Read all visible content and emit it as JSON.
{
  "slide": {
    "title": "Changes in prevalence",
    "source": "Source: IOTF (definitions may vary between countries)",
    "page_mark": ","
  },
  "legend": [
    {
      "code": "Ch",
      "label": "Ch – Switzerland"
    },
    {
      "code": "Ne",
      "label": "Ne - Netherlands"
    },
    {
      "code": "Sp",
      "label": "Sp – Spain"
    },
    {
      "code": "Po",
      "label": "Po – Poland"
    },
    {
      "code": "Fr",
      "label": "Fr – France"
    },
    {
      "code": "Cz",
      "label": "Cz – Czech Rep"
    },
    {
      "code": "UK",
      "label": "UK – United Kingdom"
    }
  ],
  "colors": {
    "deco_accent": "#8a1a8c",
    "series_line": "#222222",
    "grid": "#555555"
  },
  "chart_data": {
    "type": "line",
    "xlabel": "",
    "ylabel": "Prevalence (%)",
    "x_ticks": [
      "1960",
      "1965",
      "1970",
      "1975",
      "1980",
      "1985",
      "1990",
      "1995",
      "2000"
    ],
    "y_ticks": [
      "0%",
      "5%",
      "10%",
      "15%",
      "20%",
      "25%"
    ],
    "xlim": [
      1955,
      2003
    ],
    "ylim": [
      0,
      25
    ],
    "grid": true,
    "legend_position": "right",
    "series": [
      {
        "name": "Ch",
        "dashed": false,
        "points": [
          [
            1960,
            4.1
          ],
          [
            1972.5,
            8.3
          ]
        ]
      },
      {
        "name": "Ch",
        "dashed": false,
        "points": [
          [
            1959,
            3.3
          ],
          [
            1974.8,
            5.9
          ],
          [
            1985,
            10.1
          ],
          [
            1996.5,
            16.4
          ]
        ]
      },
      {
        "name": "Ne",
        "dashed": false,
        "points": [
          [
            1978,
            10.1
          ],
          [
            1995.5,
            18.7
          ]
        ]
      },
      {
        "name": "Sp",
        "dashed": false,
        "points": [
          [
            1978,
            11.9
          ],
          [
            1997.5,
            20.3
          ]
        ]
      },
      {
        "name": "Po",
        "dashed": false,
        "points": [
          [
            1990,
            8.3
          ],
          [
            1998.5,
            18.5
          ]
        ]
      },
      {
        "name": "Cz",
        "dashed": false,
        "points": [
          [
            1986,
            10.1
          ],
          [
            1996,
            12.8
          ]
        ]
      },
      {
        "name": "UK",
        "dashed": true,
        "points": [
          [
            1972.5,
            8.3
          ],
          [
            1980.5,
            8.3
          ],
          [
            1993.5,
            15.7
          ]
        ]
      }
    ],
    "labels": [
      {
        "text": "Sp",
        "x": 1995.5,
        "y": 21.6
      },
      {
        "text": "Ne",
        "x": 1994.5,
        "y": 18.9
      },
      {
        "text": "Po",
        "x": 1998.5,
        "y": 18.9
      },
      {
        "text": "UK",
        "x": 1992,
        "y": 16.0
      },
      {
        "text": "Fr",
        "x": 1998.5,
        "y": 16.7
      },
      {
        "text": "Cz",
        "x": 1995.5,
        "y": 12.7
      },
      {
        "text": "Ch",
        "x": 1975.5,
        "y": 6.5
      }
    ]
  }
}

#####

Aim of the exercise:
State how many lines in the records above contain the word "name", and give only that number.

Output below:
7